_Exercise objective:_ Read through the records below and copy each line that uses the word "pool".

Records that describe figures
○ ○ ○
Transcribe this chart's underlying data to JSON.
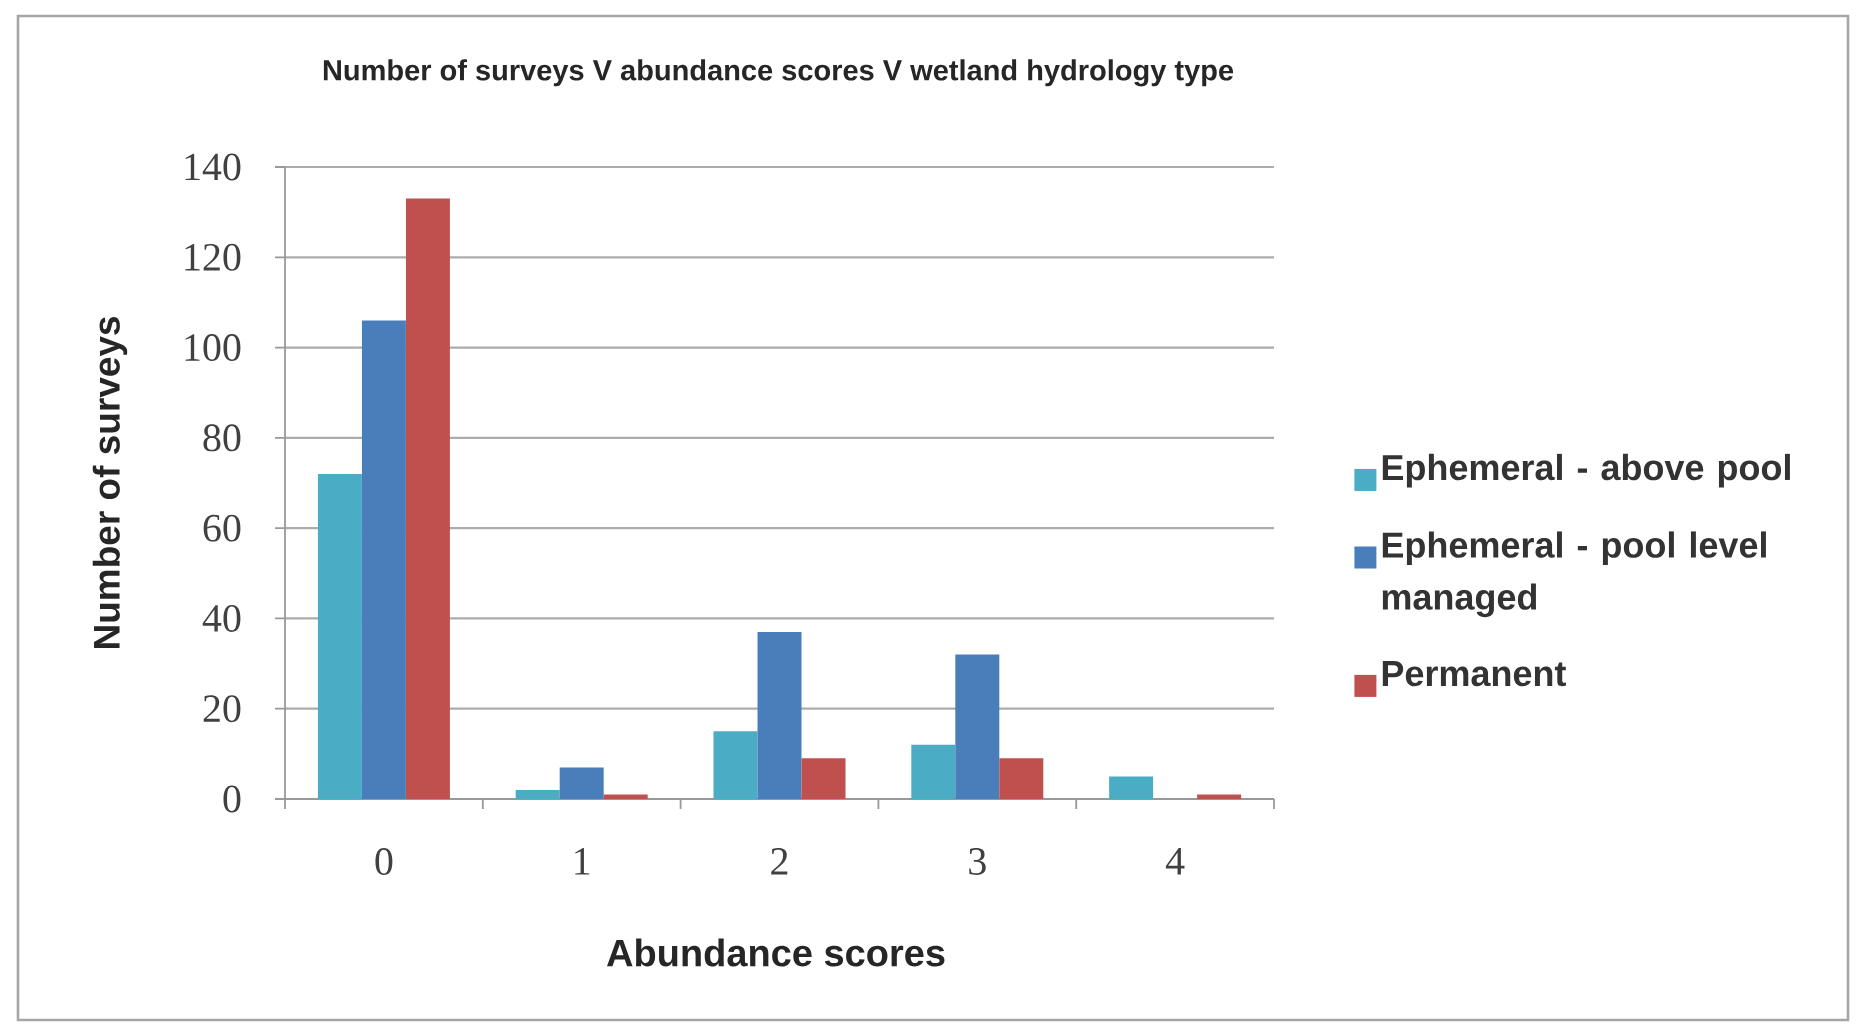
{
  "chart_data": {
    "type": "bar",
    "title": "Number of surveys V abundance scores V wetland hydrology type",
    "xlabel": "Abundance scores",
    "ylabel": "Number of surveys",
    "categories": [
      "0",
      "1",
      "2",
      "3",
      "4"
    ],
    "series": [
      {
        "name": "Ephemeral - above pool",
        "color": "#4bacc6",
        "values": [
          72,
          2,
          15,
          12,
          5
        ]
      },
      {
        "name": "Ephemeral - pool level managed",
        "color": "#4a7ebb",
        "values": [
          106,
          7,
          37,
          32,
          0
        ]
      },
      {
        "name": "Permanent",
        "color": "#c0504d",
        "values": [
          133,
          1,
          9,
          9,
          1
        ]
      }
    ],
    "ylim": [
      0,
      140
    ],
    "yticks": [
      0,
      20,
      40,
      60,
      80,
      100,
      120,
      140
    ],
    "grid": "y",
    "legend": "right"
  }
}
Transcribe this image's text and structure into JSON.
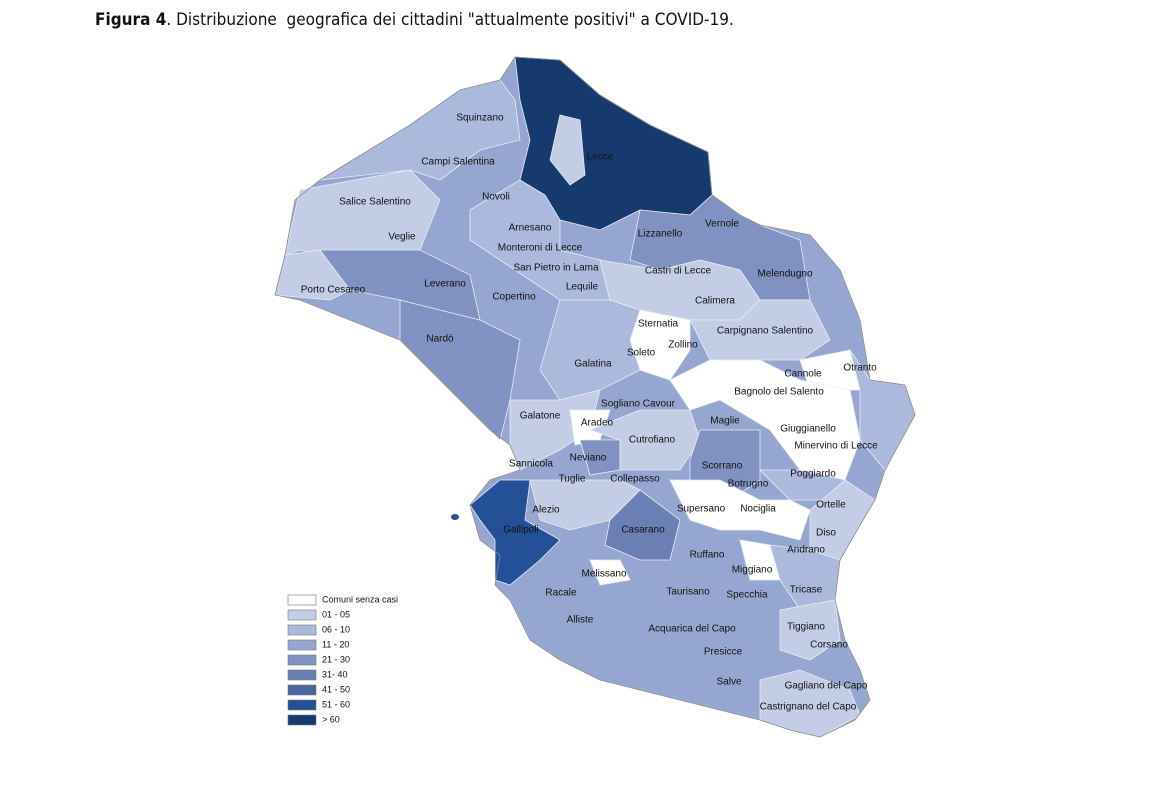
{
  "caption": {
    "label": "Figura 4",
    "text": ". Distribuzione  geografica dei cittadini \"attualmente positivi\" a COVID-19."
  },
  "legend": [
    {
      "label": "Comuni senza casi",
      "color": "#ffffff"
    },
    {
      "label": "01 - 05",
      "color": "#c3cde6"
    },
    {
      "label": "06 - 10",
      "color": "#aab9dc"
    },
    {
      "label": "11 - 20",
      "color": "#95a7d0"
    },
    {
      "label": "21 - 30",
      "color": "#7f92c1"
    },
    {
      "label": "31- 40",
      "color": "#6a7fb4"
    },
    {
      "label": "41 - 50",
      "color": "#4d659f"
    },
    {
      "label": "51 - 60",
      "color": "#235096"
    },
    {
      "label": "> 60",
      "color": "#173a6e"
    }
  ],
  "places": [
    "Squinzano",
    "Lecce",
    "Campi Salentina",
    "Novoli",
    "Salice Salentino",
    "Arnesano",
    "Veglie",
    "Lizzanello",
    "Vernole",
    "Monteroni di Lecce",
    "San Pietro in Lama",
    "Castri di Lecce",
    "Melendugno",
    "Porto Cesareo",
    "Leverano",
    "Lequile",
    "Copertino",
    "Calimera",
    "Sternatia",
    "Carpignano Salentino",
    "Zollino",
    "Nardò",
    "Soleto",
    "Galatina",
    "Cannole",
    "Otranto",
    "Bagnolo del Salento",
    "Sogliano Cavour",
    "Galatone",
    "Aradeo",
    "Maglie",
    "Giuggianello",
    "Cutrofiano",
    "Minervino di Lecce",
    "Neviano",
    "Sannicola",
    "Scorrano",
    "Poggiardo",
    "Tuglie",
    "Collepasso",
    "Botrugno",
    "Alezio",
    "Supersano",
    "Nociglia",
    "Ortelle",
    "Gallipoli",
    "Casarano",
    "Diso",
    "Andrano",
    "Ruffano",
    "Miggiano",
    "Melissano",
    "Racale",
    "Taurisano",
    "Specchia",
    "Tricase",
    "Alliste",
    "Acquarica del Capo",
    "Tiggiano",
    "Corsano",
    "Presicce",
    "Salve",
    "Gagliano del Capo",
    "Castrignano del Capo"
  ]
}
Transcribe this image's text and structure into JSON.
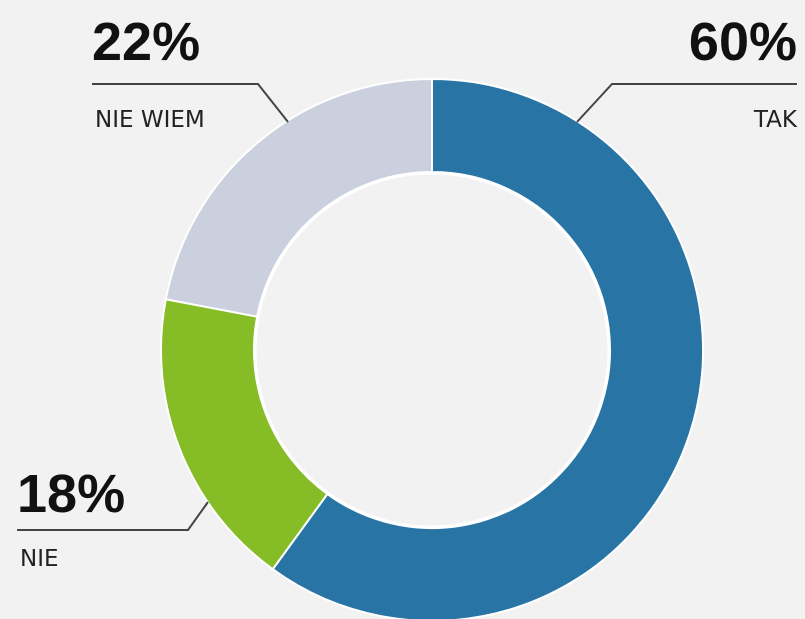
○ ○ ○
_Final answer:_
        "name": "Ephemeral - above pool",
        "name": "Ephemeral - pool level managed",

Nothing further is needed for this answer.